┌──

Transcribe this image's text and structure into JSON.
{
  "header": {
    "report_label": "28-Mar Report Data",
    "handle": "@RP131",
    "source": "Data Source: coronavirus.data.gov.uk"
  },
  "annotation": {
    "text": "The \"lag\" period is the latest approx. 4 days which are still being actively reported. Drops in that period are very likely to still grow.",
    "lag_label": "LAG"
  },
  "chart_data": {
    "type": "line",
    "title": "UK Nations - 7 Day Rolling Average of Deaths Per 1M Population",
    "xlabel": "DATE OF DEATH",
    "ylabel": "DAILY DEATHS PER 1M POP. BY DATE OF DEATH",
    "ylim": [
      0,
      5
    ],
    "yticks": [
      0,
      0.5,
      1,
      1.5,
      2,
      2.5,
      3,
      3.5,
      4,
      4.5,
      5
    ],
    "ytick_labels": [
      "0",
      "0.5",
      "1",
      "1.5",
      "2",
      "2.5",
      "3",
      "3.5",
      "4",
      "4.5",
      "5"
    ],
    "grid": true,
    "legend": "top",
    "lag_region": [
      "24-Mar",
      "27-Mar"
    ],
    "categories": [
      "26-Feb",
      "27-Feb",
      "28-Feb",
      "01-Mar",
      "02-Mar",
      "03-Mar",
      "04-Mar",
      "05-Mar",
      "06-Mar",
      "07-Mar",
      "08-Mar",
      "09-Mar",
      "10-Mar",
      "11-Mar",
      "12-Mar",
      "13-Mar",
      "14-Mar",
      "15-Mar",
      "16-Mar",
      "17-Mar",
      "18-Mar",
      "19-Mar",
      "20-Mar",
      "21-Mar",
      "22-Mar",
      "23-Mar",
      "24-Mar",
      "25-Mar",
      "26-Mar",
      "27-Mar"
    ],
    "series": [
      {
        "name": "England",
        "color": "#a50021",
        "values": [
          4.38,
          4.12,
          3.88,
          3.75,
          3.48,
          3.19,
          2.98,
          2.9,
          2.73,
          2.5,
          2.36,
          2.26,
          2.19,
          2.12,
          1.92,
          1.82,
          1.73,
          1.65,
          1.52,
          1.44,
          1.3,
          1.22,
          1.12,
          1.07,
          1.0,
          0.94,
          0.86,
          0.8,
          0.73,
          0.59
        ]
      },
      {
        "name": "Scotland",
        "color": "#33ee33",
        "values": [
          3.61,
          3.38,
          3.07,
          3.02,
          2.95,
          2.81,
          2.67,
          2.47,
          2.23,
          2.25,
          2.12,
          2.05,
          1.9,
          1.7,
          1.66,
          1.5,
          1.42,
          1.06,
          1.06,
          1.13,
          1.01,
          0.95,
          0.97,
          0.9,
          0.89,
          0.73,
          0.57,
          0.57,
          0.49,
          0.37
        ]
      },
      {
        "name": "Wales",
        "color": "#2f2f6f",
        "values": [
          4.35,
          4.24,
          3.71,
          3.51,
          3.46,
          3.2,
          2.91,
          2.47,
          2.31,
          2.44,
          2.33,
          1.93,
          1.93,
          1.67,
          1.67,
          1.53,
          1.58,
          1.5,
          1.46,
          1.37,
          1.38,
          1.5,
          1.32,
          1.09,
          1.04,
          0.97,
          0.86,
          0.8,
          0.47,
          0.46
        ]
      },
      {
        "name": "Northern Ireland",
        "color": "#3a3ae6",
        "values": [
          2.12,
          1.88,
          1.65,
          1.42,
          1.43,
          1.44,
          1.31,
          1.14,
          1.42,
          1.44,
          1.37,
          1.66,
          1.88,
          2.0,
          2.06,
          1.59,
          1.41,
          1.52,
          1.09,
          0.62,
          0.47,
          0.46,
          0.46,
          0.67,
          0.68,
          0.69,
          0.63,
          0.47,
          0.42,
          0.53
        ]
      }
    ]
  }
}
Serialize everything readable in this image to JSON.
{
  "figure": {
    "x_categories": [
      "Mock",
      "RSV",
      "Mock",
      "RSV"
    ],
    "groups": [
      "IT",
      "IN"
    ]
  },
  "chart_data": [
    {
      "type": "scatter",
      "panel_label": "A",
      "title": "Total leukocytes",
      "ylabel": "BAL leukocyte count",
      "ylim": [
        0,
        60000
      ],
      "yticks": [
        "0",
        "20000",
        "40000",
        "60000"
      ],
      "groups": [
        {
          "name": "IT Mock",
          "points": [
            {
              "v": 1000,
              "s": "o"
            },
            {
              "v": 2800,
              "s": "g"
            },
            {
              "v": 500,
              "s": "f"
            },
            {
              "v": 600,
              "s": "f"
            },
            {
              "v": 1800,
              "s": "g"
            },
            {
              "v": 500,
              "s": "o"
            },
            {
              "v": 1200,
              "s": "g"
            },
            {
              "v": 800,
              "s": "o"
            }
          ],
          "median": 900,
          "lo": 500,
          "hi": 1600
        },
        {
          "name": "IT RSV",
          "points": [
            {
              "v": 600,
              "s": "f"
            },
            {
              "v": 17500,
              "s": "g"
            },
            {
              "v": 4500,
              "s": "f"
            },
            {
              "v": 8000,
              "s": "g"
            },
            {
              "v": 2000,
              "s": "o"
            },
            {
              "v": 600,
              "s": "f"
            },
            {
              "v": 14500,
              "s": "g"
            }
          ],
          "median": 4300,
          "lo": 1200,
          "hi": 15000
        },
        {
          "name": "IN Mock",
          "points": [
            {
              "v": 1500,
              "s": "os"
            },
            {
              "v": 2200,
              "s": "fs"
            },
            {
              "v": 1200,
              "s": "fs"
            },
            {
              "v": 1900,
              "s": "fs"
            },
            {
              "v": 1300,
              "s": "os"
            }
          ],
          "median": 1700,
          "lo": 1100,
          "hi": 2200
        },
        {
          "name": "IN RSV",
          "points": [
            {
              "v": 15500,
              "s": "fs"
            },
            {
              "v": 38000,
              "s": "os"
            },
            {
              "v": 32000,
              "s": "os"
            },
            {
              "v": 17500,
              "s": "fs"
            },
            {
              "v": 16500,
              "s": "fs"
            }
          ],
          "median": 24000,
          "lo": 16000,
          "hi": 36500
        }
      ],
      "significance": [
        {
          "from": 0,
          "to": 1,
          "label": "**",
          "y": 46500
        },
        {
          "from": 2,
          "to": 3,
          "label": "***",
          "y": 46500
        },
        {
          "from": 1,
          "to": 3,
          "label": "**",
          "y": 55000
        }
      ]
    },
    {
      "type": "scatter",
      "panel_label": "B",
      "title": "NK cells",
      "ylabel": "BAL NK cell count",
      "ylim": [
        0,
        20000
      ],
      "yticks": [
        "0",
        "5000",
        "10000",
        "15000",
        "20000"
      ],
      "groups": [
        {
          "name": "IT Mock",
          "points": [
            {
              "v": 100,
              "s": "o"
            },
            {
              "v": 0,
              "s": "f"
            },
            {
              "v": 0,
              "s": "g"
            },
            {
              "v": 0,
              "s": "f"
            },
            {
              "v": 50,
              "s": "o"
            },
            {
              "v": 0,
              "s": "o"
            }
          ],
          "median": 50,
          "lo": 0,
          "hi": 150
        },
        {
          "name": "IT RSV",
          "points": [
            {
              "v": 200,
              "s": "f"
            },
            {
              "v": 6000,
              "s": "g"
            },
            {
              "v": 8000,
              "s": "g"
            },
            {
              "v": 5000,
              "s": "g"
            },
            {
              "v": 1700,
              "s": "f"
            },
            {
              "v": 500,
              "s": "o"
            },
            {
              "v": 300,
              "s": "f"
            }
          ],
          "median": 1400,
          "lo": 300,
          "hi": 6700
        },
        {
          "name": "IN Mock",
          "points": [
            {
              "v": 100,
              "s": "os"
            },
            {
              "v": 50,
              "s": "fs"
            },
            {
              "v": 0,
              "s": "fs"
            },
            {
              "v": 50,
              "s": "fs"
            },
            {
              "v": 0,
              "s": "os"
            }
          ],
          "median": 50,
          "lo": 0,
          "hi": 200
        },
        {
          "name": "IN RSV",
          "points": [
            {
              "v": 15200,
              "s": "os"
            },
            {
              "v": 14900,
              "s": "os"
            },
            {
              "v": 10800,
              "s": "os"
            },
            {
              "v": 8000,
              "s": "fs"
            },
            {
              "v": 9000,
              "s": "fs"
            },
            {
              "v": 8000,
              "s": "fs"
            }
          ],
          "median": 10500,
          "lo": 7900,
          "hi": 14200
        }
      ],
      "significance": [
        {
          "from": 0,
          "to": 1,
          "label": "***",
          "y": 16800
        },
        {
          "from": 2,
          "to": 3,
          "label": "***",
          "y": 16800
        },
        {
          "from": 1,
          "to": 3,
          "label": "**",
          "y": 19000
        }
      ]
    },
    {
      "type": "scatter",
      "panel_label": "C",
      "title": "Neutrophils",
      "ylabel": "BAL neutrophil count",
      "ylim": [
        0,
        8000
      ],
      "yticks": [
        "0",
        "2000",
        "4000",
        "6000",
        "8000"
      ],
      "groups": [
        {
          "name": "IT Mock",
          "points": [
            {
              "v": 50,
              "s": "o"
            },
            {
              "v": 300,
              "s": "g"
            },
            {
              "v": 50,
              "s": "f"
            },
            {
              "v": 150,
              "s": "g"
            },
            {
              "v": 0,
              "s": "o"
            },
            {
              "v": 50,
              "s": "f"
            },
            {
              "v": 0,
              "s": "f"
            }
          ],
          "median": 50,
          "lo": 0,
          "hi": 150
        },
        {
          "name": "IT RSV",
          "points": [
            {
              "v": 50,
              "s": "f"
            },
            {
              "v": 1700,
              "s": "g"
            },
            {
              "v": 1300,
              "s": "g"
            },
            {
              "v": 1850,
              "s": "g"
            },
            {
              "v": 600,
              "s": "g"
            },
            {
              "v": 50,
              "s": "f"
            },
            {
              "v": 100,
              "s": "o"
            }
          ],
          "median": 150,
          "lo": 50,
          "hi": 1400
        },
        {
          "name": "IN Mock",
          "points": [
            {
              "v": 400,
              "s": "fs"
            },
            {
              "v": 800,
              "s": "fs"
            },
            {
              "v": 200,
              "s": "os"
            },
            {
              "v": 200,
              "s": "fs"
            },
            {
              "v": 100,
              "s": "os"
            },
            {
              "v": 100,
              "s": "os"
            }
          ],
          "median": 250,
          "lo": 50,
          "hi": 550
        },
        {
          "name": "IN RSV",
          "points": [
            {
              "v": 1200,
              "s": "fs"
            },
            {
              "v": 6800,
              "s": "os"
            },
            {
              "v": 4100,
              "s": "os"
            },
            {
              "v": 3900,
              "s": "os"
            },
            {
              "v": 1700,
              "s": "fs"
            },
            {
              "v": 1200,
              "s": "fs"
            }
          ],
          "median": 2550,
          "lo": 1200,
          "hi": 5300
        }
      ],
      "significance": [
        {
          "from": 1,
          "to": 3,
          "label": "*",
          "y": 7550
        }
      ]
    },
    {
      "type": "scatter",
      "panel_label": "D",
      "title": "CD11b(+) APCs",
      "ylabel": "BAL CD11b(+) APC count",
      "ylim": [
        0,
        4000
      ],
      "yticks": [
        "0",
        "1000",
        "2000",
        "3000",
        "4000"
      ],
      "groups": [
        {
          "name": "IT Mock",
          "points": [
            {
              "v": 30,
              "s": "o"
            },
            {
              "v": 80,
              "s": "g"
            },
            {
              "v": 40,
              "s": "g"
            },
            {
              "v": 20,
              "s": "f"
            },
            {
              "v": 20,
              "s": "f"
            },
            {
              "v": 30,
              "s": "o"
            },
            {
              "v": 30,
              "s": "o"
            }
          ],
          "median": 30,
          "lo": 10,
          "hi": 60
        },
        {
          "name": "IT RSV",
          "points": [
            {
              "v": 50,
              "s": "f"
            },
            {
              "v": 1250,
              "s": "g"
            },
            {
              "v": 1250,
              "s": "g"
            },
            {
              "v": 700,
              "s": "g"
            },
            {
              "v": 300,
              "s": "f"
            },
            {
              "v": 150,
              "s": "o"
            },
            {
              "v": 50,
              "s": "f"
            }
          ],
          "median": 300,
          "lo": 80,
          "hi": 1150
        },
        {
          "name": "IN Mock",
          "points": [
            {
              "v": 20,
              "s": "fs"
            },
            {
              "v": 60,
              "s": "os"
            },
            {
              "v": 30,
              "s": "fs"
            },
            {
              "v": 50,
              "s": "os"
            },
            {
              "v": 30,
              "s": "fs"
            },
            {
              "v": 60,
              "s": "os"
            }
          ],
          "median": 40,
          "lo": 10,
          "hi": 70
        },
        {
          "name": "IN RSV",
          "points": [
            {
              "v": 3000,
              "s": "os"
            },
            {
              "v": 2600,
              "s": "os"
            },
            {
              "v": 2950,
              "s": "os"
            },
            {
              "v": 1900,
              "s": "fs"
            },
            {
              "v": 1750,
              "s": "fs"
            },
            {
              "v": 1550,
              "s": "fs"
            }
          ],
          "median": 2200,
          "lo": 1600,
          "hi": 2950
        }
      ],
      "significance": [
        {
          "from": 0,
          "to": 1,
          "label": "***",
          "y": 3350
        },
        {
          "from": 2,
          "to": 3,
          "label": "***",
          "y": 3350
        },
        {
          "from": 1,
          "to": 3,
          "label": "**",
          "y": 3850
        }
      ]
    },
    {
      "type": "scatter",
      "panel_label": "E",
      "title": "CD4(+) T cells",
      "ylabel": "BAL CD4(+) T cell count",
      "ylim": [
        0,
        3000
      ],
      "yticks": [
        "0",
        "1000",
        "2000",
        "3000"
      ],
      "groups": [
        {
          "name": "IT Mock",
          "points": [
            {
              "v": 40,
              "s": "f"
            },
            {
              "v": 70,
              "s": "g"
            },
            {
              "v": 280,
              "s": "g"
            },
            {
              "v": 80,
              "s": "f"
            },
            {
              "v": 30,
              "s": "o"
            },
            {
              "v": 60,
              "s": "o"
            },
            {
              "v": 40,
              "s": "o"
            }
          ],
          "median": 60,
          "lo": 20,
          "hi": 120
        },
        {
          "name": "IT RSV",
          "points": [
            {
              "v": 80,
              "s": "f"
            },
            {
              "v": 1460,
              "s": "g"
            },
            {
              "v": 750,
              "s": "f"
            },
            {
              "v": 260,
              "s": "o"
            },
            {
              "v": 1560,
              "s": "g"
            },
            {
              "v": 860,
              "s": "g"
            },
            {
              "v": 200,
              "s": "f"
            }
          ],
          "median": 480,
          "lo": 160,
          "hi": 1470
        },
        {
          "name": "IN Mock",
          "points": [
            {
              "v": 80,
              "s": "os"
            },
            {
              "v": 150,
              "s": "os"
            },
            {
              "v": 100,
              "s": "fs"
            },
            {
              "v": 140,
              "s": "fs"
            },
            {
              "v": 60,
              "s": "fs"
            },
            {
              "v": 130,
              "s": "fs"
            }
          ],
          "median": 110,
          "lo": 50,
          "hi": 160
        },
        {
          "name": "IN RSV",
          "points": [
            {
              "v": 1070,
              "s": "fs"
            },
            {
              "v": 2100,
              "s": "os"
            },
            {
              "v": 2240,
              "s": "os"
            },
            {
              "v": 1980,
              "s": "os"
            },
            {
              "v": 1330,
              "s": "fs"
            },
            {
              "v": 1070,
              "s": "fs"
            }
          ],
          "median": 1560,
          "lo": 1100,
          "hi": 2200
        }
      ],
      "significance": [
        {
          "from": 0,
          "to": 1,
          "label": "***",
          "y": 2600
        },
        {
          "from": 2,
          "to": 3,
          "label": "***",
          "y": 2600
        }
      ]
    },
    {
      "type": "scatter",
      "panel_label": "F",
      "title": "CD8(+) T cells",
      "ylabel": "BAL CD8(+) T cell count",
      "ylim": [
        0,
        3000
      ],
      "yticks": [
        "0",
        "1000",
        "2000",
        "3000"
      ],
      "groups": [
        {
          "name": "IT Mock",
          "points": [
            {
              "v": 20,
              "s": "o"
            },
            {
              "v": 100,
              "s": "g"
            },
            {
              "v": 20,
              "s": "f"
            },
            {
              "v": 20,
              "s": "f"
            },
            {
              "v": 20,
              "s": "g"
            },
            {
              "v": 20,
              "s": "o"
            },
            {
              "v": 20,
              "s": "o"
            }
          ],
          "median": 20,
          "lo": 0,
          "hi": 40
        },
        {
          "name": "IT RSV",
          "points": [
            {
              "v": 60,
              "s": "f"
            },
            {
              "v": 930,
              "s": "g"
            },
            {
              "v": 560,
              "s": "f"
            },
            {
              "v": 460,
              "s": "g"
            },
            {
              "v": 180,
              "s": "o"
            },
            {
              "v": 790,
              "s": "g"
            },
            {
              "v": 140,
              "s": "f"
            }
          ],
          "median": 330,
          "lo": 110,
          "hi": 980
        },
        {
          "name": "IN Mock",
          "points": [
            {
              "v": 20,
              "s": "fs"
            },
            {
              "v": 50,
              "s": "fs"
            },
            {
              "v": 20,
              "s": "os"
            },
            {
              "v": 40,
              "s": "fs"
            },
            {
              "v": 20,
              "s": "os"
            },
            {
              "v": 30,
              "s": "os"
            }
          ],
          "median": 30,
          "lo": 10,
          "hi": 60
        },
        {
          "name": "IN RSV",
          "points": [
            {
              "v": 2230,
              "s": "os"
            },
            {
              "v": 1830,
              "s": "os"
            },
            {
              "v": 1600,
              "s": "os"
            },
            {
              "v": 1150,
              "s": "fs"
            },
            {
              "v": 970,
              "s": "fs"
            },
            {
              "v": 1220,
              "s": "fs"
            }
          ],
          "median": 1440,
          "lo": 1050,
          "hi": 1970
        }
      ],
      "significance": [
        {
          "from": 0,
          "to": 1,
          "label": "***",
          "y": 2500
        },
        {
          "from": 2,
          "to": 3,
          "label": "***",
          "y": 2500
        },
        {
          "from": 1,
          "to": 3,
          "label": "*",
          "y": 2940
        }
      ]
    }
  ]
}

└──

Search the data above for the word "cells" and show every line that has it.

      "title": "NK cells",
      "title": "CD4(+) T cells",
      "title": "CD8(+) T cells",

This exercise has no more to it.